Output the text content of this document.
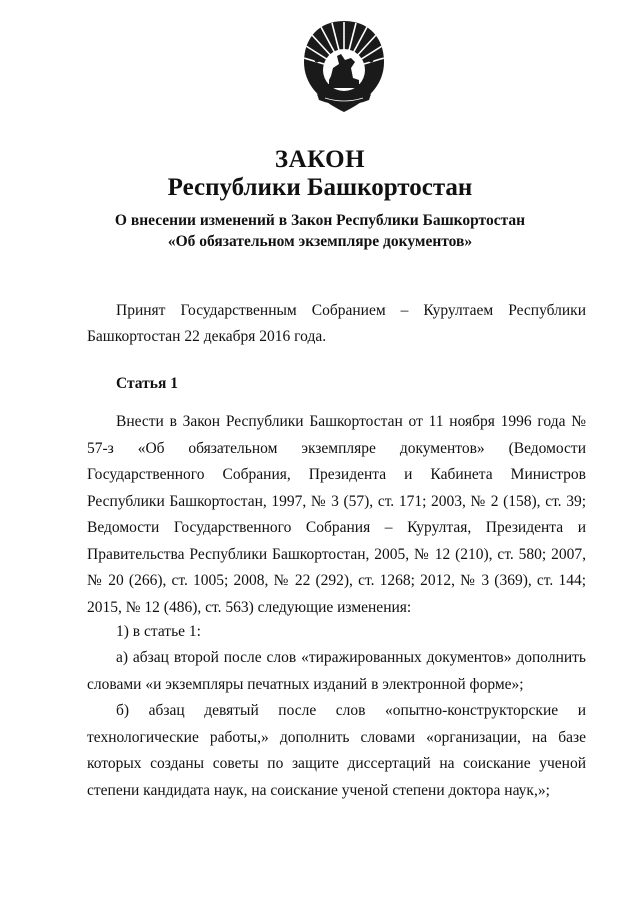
ЗАКОН
Республики Башкортостан

О внесении изменений в Закон Республики Башкортостан

«Об обязательном экземпляре документов»

Принят Государственным Собранием – Курултаем Республики Башкортостан 22 декабря 2016 года.

Статья 1

Внести в Закон Республики Башкортостан от 11 ноября 1996 года № 57-з «Об обязательном экземпляре документов» (Ведомости Государственного Собрания, Президента и Кабинета Министров Республики Башкортостан, 1997, № 3 (57), ст. 171; 2003, № 2 (158), ст. 39; Ведомости Государственного Собрания – Курултая, Президента и Правительства Республики Башкортостан, 2005, № 12 (210), ст. 580; 2007, № 20 (266), ст. 1005; 2008, № 22 (292), ст. 1268; 2012, № 3 (369), ст. 144; 2015, № 12 (486), ст. 563) следующие изменения:

1) в статье 1:

а) абзац второй после слов «тиражированных документов» дополнить словами «и экземпляры печатных изданий в электронной форме»;

б) абзац девятый после слов «опытно-конструкторские и технологические работы,» дополнить словами «организации, на базе которых созданы советы по защите диссертаций на соискание ученой степени кандидата наук, на соискание ученой степени доктора наук,»;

■ ■ ■

◆ WRITTEN INSTRUCTION
Show every line where the string "документов" appears.

◆ RESPONSE
«Об обязательном экземпляре документов»
Внести в Закон Республики Башкортостан от 11 ноября 1996 года № 57-з «Об обязательном экземпляре документов» (Ведомости Государственного Собрания, Президента и Кабинета Министров Республики Башкортостан, 1997, № 3 (57), ст. 171; 2003, № 2 (158), ст. 39; Ведомости Государственного Собрания – Курултая, Президента и Правительства Республики Башкортостан, 2005, № 12 (210), ст. 580; 2007, № 20 (266), ст. 1005; 2008, № 22 (292), ст. 1268; 2012, № 3 (369), ст. 144; 2015, № 12 (486), ст. 563) следующие изменения:
а) абзац второй после слов «тиражированных документов» дополнить словами «и экземпляры печатных изданий в электронной форме»;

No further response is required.